WHAT IS NEEDED. Retype each record below word for word. Leave the pictures out.

INFORMATION GIVEN.

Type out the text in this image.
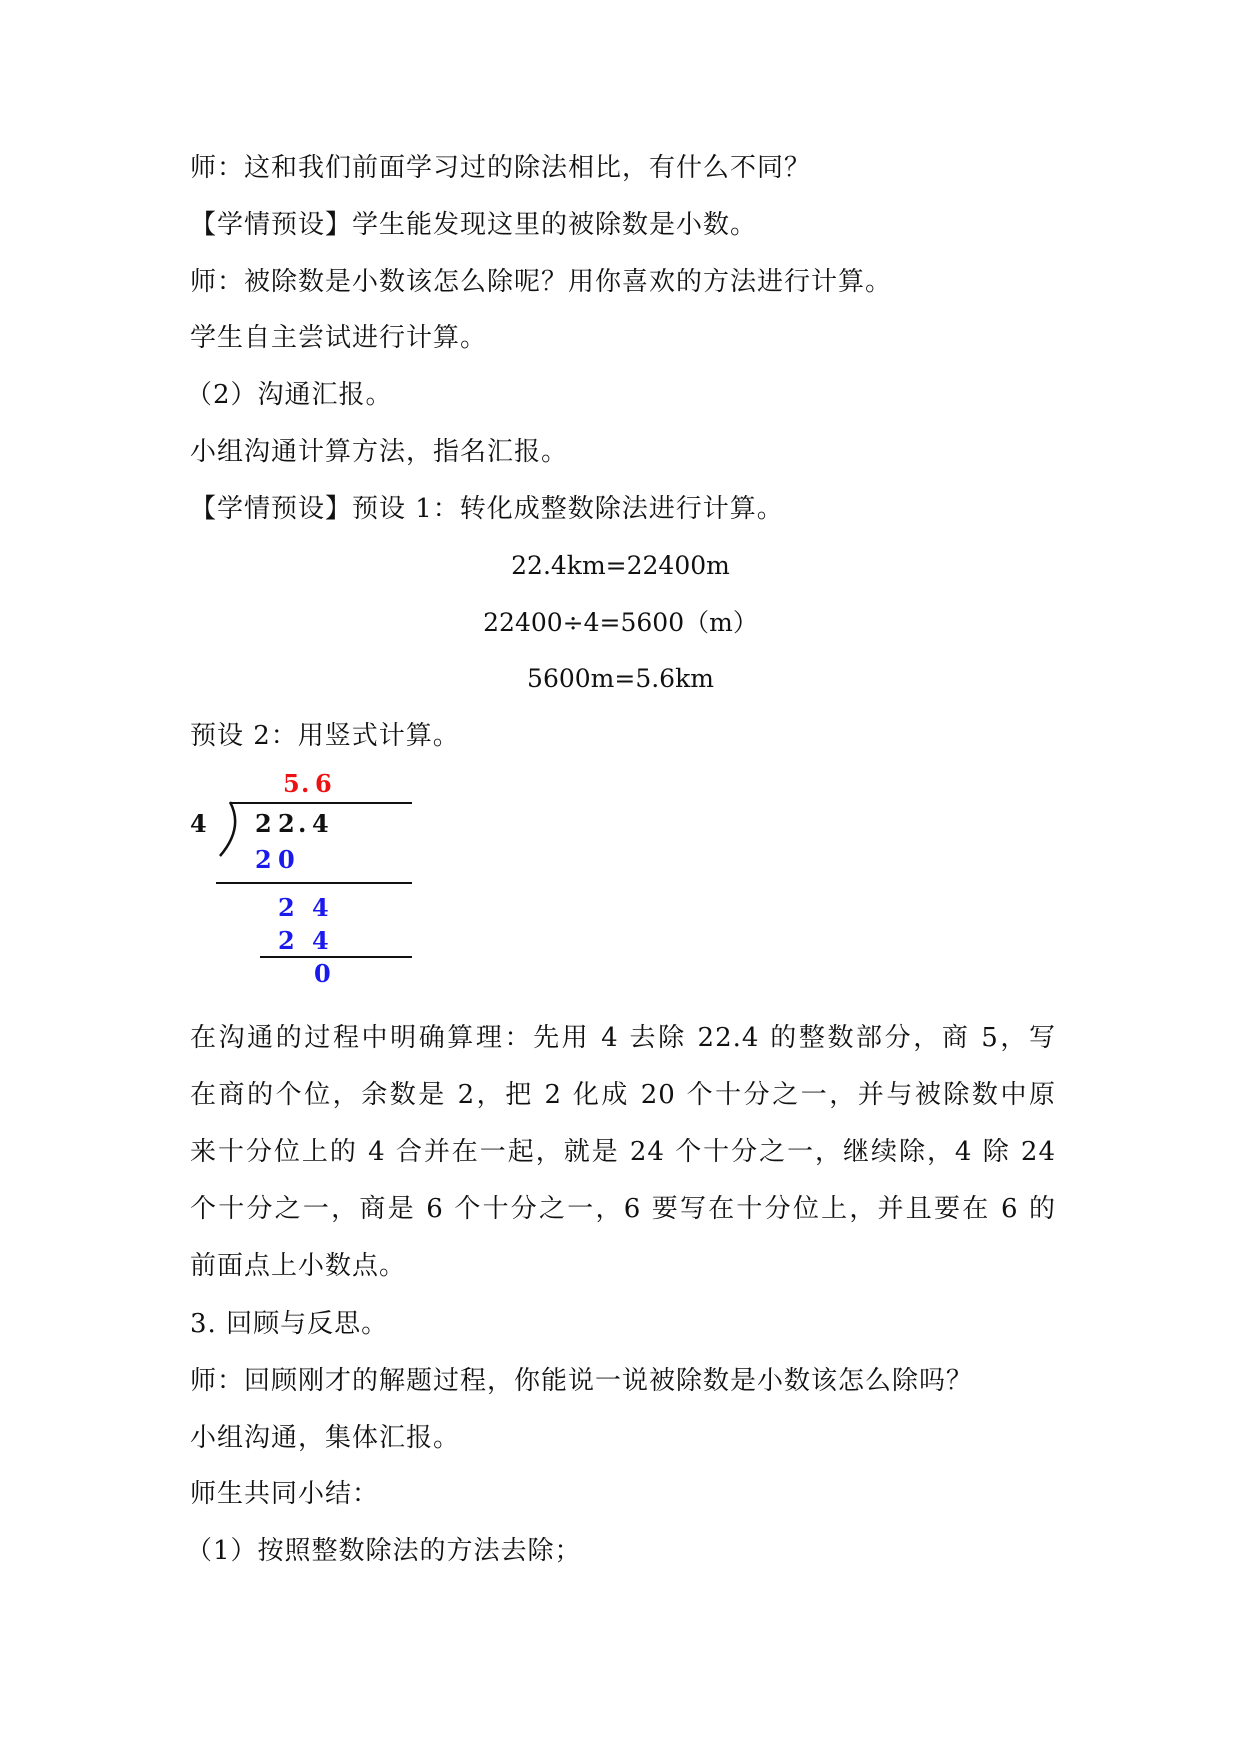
师：这和我们前面学习过的除法相比，有什么不同？

【学情预设】学生能发现这里的被除数是小数。

师：被除数是小数该怎么除呢？用你喜欢的方法进行计算。

学生自主尝试进行计算。

（2）沟通汇报。

小组沟通计算方法，指名汇报。

【学情预设】预设 1：转化成整数除法进行计算。

22.4km=22400m
22400÷4=5600（m）
5600m=5.6km

预设 2：用竖式计算。

5 . 6
4 2 2 . 4
2 0
2 4
2 4
0
在沟通的过程中明确算理：先用 4 去除 22.4 的整数部分，商 5，写
在商的个位，余数是 2，把 2 化成 20 个十分之一，并与被除数中原
来十分位上的 4 合并在一起，就是 24 个十分之一，继续除，4 除 24
个十分之一，商是 6 个十分之一，6 要写在十分位上，并且要在 6 的
前面点上小数点。

3. 回顾与反思。

师：回顾刚才的解题过程，你能说一说被除数是小数该怎么除吗？

小组沟通，集体汇报。

师生共同小结：

（1）按照整数除法的方法去除；
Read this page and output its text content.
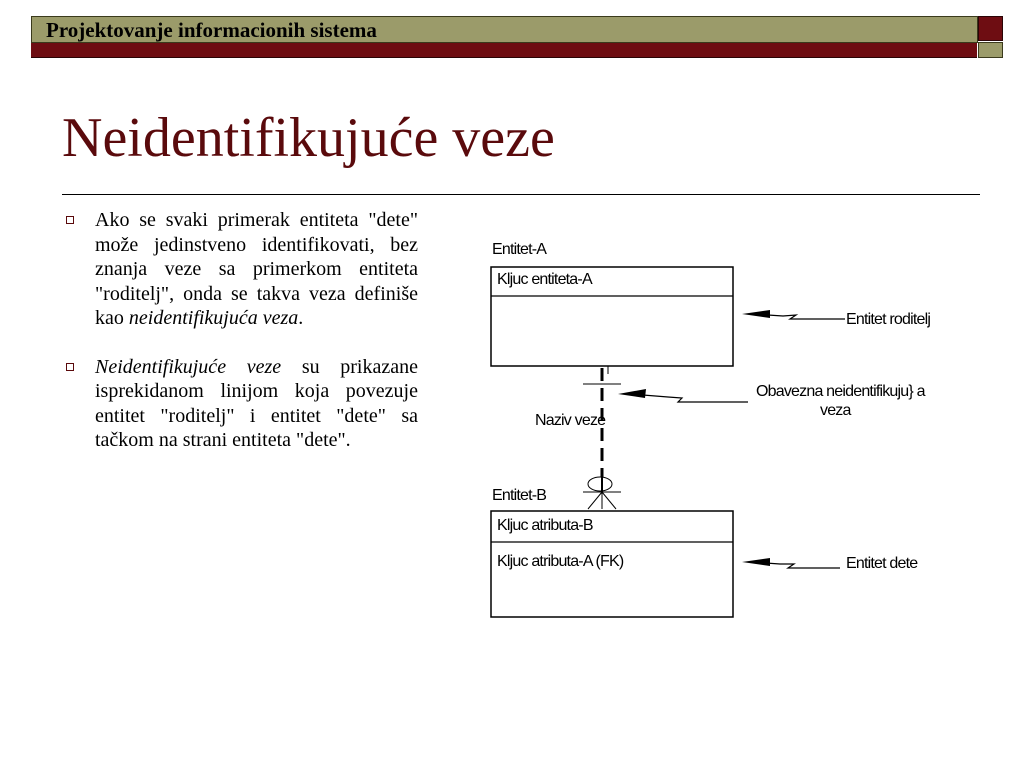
Projektovanje informacionih sistema
Neidentifikujuće veze

Ako se svaki primerak entiteta "dete" može jedinstveno identifikovati, bez znanja veze sa primerkom entiteta "roditelj", onda se takva veza definiše kao neidentifikujuća veza.

Neidentifikujuće veze su prikazane isprekidanom linijom koja povezuje entitet "roditelj" i entitet "dete" sa tačkom na strani entiteta "dete".

Entitet-A
Kljuc entiteta-A
Naziv veze
Entitet-B
Kljuc atributa-B
Kljuc atributa-A (FK)
Entitet roditelj
Obavezna neidentifikuju} a
veza
Entitet dete
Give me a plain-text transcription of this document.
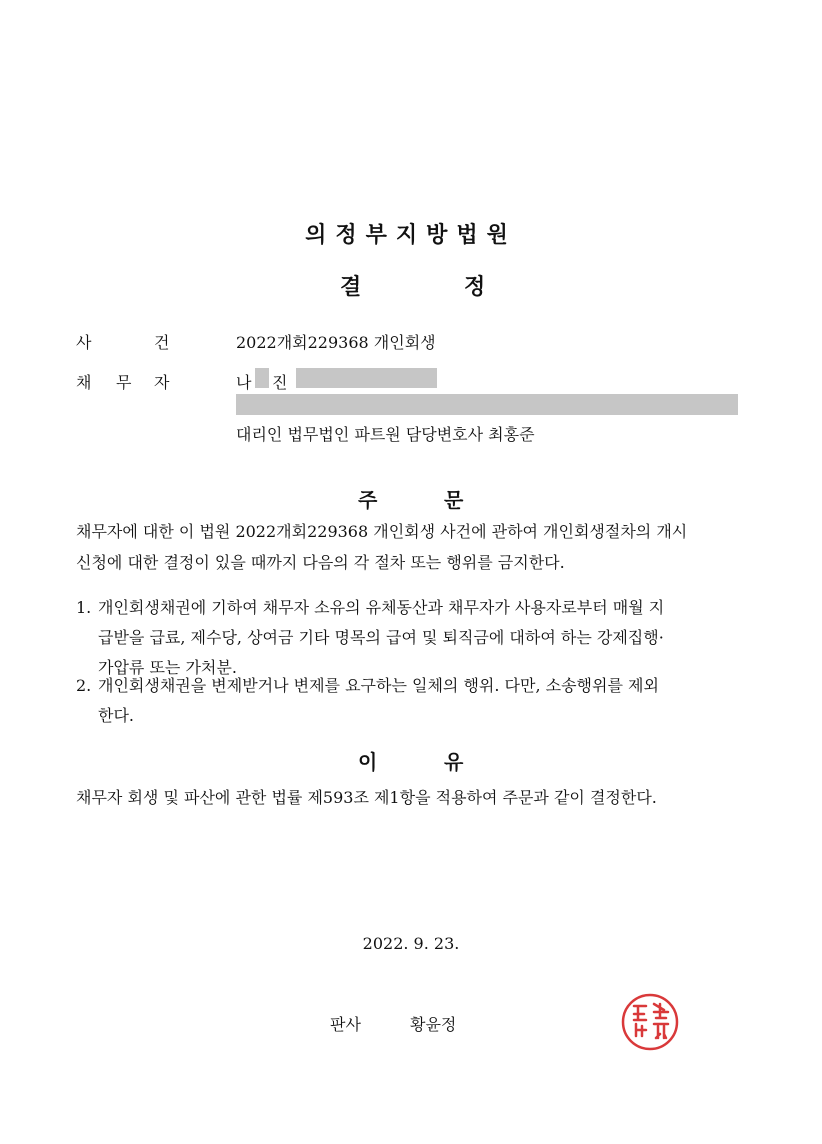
의정부지방법원
결	정
사	건	2022개회229368 개인회생
채 무 자	나 진
대리인 법무법인 파트원 담당변호사 최홍준
주	문
채무자에 대한 이 법원 2022개회229368 개인회생 사건에 관하여 개인회생절차의 개시
신청에 대한 결정이 있을 때까지 다음의 각 절차 또는 행위를 금지한다.
1. 개인회생채권에 기하여 채무자 소유의 유체동산과 채무자가 사용자로부터 매월 지
급받을 급료, 제수당, 상여금 기타 명목의 급여 및 퇴직금에 대하여 하는 강제집행·
가압류 또는 가처분.
2. 개인회생채권을 변제받거나 변제를 요구하는 일체의 행위. 다만, 소송행위를 제외
한다.
이	유
채무자 회생 및 파산에 관한 법률 제593조 제1항을 적용하여 주문과 같이 결정한다.
2022. 9. 23.
판사	황윤정
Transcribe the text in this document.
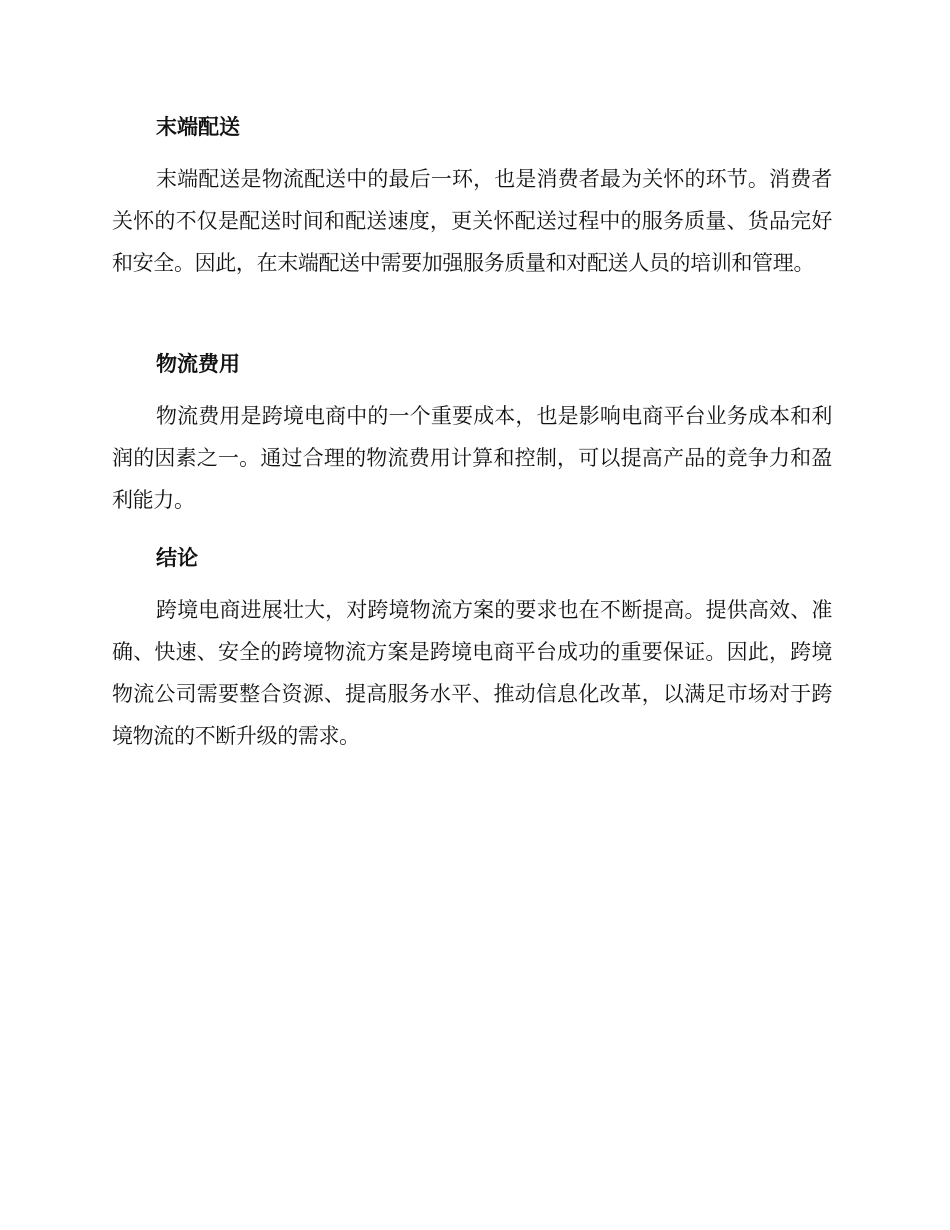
末端配送

末端配送是物流配送中的最后一环，也是消费者最为关怀的环节。消费者关怀的不仅是配送时间和配送速度，更关怀配送过程中的服务质量、货品完好和安全。因此，在末端配送中需要加强服务质量和对配送人员的培训和管理。

物流费用

物流费用是跨境电商中的一个重要成本，也是影响电商平台业务成本和利润的因素之一。通过合理的物流费用计算和控制，可以提高产品的竞争力和盈利能力。

结论

跨境电商进展壮大，对跨境物流方案的要求也在不断提高。提供高效、准确、快速、安全的跨境物流方案是跨境电商平台成功的重要保证。因此，跨境物流公司需要整合资源、提高服务水平、推动信息化改革，以满足市场对于跨境物流的不断升级的需求。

RESPONSE TO THE EXERCISE.
Type out the text in this image.
师：这和我们前面学习过的除法相比，有什么不同？

【学情预设】学生能发现这里的被除数是小数。

师：被除数是小数该怎么除呢？用你喜欢的方法进行计算。

学生自主尝试进行计算。

（2）沟通汇报。

小组沟通计算方法，指名汇报。

【学情预设】预设 1：转化成整数除法进行计算。

22.4km=22400m
22400÷4=5600（m）
5600m=5.6km

预设 2：用竖式计算。

5 . 6
4 2 2 . 4
2 0
2 4
2 4
0
在沟通的过程中明确算理：先用 4 去除 22.4 的整数部分，商 5，写
在商的个位，余数是 2，把 2 化成 20 个十分之一，并与被除数中原
来十分位上的 4 合并在一起，就是 24 个十分之一，继续除，4 除 24
个十分之一，商是 6 个十分之一，6 要写在十分位上，并且要在 6 的
前面点上小数点。

3. 回顾与反思。

师：回顾刚才的解题过程，你能说一说被除数是小数该怎么除吗？

小组沟通，集体汇报。

师生共同小结：

（1）按照整数除法的方法去除；
Read this page and output its text content.
Projektovanje informacionih sistema
Neidentifikujuće veze

Ako se svaki primerak entiteta "dete" može jedinstveno identifikovati, bez znanja veze sa primerkom entiteta "roditelj", onda se takva veza definiše kao neidentifikujuća veza.

Neidentifikujuće veze su prikazane isprekidanom linijom koja povezuje entitet "roditelj" i entitet "dete" sa tačkom na strani entiteta "dete".

Entitet-A
Kljuc entiteta-A
Naziv veze
Entitet-B
Kljuc atributa-B
Kljuc atributa-A (FK)
Entitet roditelj
Obavezna neidentifikuju} a
veza
Entitet dete
Give me a plain-text transcription of this document.
의정부지방법원
결	정
사	건	2022개회229368 개인회생
채 무 자	나 진
대리인 법무법인 파트원 담당변호사 최홍준
주	문
채무자에 대한 이 법원 2022개회229368 개인회생 사건에 관하여 개인회생절차의 개시
신청에 대한 결정이 있을 때까지 다음의 각 절차 또는 행위를 금지한다.
1. 개인회생채권에 기하여 채무자 소유의 유체동산과 채무자가 사용자로부터 매월 지
급받을 급료, 제수당, 상여금 기타 명목의 급여 및 퇴직금에 대하여 하는 강제집행·
가압류 또는 가처분.
2. 개인회생채권을 변제받거나 변제를 요구하는 일체의 행위. 다만, 소송행위를 제외
한다.
이	유
채무자 회생 및 파산에 관한 법률 제593조 제1항을 적용하여 주문과 같이 결정한다.
2022. 9. 23.
판사	황윤정
Transcribe the text in this document.
末端配送

末端配送是物流配送中的最后一环，也是消费者最为关怀的环节。消费者关怀的不仅是配送时间和配送速度，更关怀配送过程中的服务质量、货品完好和安全。因此，在末端配送中需要加强服务质量和对配送人员的培训和管理。

物流费用

物流费用是跨境电商中的一个重要成本，也是影响电商平台业务成本和利润的因素之一。通过合理的物流费用计算和控制，可以提高产品的竞争力和盈利能力。

结论

跨境电商进展壮大，对跨境物流方案的要求也在不断提高。提供高效、准确、快速、安全的跨境物流方案是跨境电商平台成功的重要保证。因此，跨境物流公司需要整合资源、提高服务水平、推动信息化改革，以满足市场对于跨境物流的不断升级的需求。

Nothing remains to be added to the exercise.